* Records supplied *
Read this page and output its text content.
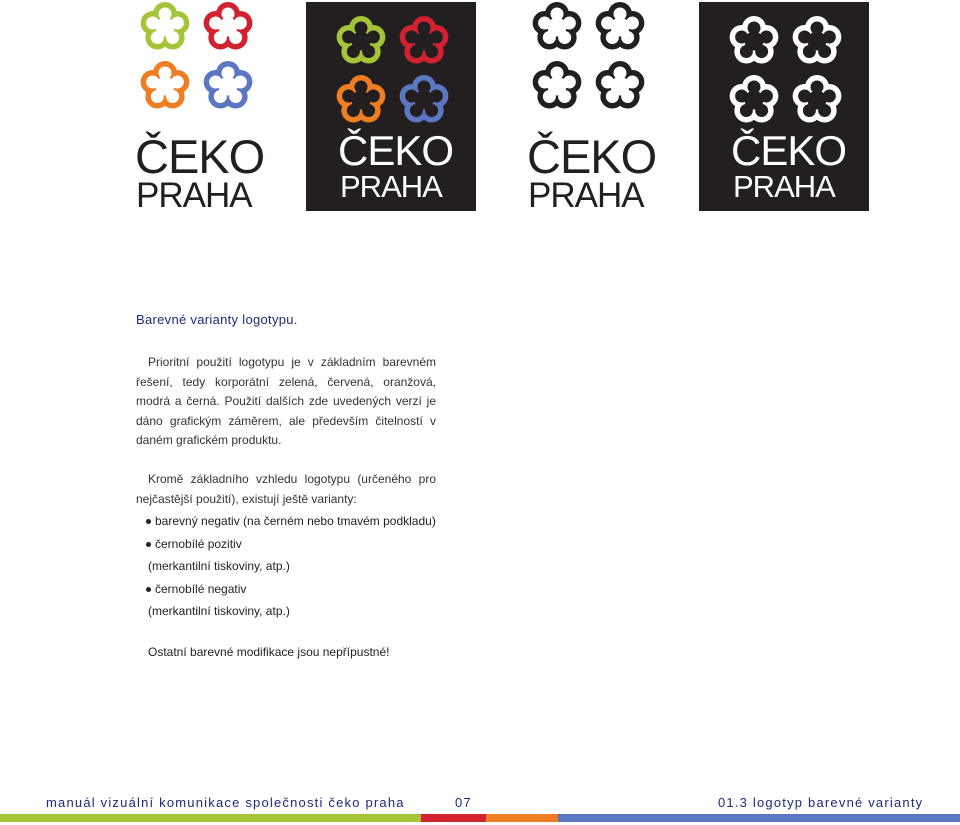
ČEKO
PRAHA
ČEKO
PRAHA
ČEKO
PRAHA
ČEKO
PRAHA
Barevné varianty logotypu.
Prioritní použití logotypu je v základním barevném řešení, tedy korporátní zelená, červená, oranžová, modrá a černá. Použití dalších zde uvedených verzí je dáno grafickým záměrem, ale především čitelností v daném grafickém produktu.
Kromě základního vzhledu logotypu (určeného pro nejčastější použití), existují ještě varianty:
barevný negativ (na černém nebo tmavém podkladu)
černobílé pozitiv
(merkantilní tiskoviny, atp.)
černobílé negativ
(merkantilní tiskoviny, atp.)
Ostatní barevné modifikace jsou nepřípustné!
manuál vizuální komunikace společnosti čeko praha	07	01.3 logotyp barevné varianty
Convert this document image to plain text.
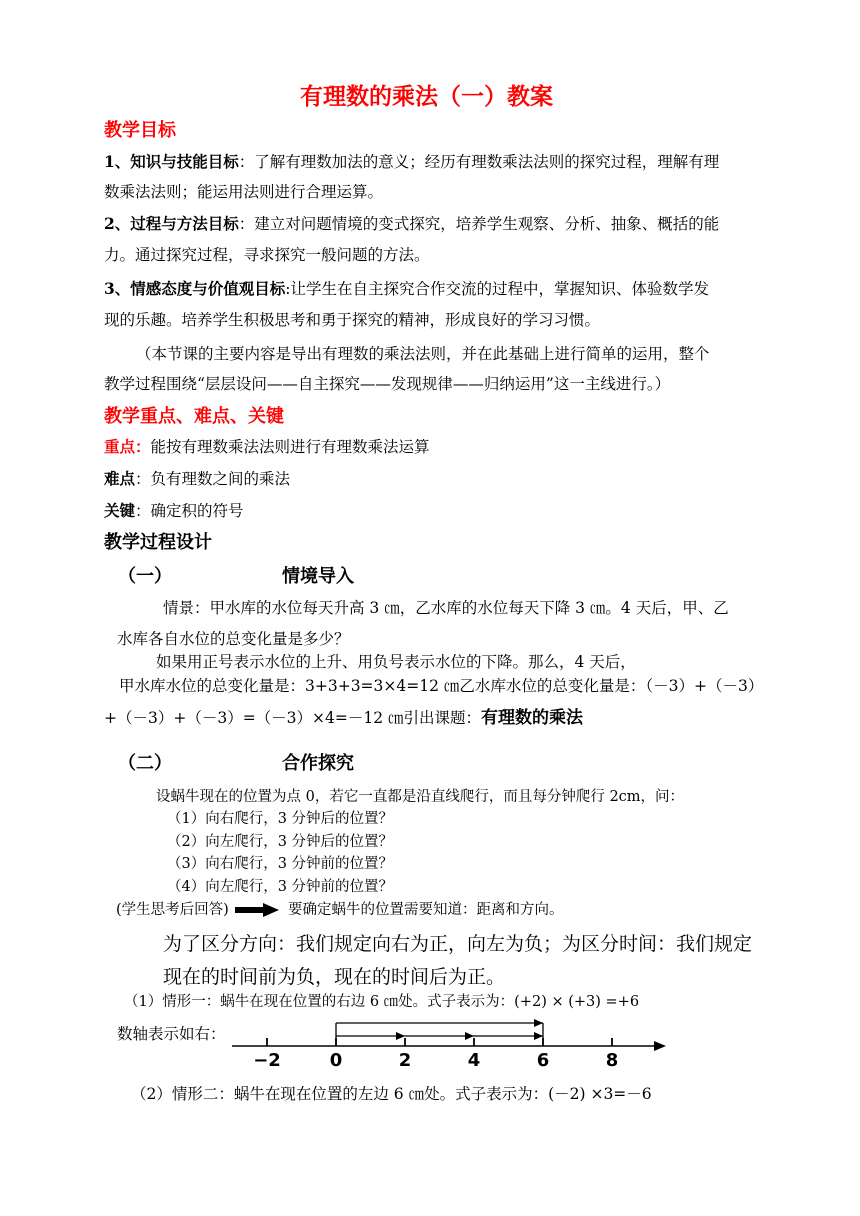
有理数的乘法（一）教案
教学目标
1、知识与技能目标：了解有理数加法的意义；经历有理数乘法法则的探究过程，理解有理
数乘法法则；能运用法则进行合理运算。
2、过程与方法目标：建立对问题情境的变式探究，培养学生观察、分析、抽象、概括的能
力。通过探究过程，寻求探究一般问题的方法。
3、情感态度与价值观目标:让学生在自主探究合作交流的过程中，掌握知识、体验数学发
现的乐趣。培养学生积极思考和勇于探究的精神，形成良好的学习习惯。
（本节课的主要内容是导出有理数的乘法法则，并在此基础上进行简单的运用，整个
教学过程围绕“层层设问——自主探究——发现规律——归纳运用”这一主线进行。）
教学重点、难点、关键
重点：能按有理数乘法法则进行有理数乘法运算
难点：负有理数之间的乘法
关键：确定积的符号
教学过程设计
（一）	情境导入
情景：甲水库的水位每天升高 3 ㎝，乙水库的水位每天下降 3 ㎝。4 天后，甲、乙
水库各自水位的总变化量是多少？
如果用正号表示水位的上升、用负号表示水位的下降。那么，4 天后，
甲水库水位的总变化量是：3+3+3=3×4=12 ㎝乙水库水位的总变化量是：（－3）+（－3）
+（－3）+（－3）=（－3）×4=－12 ㎝引出课题：有理数的乘法
（二）	合作探究
设蜗牛现在的位置为点 0，若它一直都是沿直线爬行，而且每分钟爬行 2cm，问：
（1）向右爬行，3 分钟后的位置？
（2）向左爬行，3 分钟后的位置？
（3）向右爬行，3 分钟前的位置？
（4）向左爬行，3 分钟前的位置？
(学生思考后回答)	要确定蜗牛的位置需要知道：距离和方向。
为了区分方向：我们规定向右为正，向左为负；为区分时间：我们规定
现在的时间前为负，现在的时间后为正。
（1）情形一：蜗牛在现在位置的右边 6 ㎝处。式子表示为：(+2) × (+3) =+6
数轴表示如右：
−2	0	2	4	6	8
（2）情形二：蜗牛在现在位置的左边 6 ㎝处。式子表示为：(－2) ×3=－6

* Task instructions *
Return all the lines that contain the string "logotypu".

* Result below *
Barevné varianty logotypu.
Prioritní použití logotypu je v základním barevném řešení, tedy korporátní zelená, červená, oranžová, modrá a černá. Použití dalších zde uvedených verzí je dáno grafickým záměrem, ale především čitelností v daném grafickém produktu.
Kromě základního vzhledu logotypu (určeného pro nejčastější použití), existují ještě varianty:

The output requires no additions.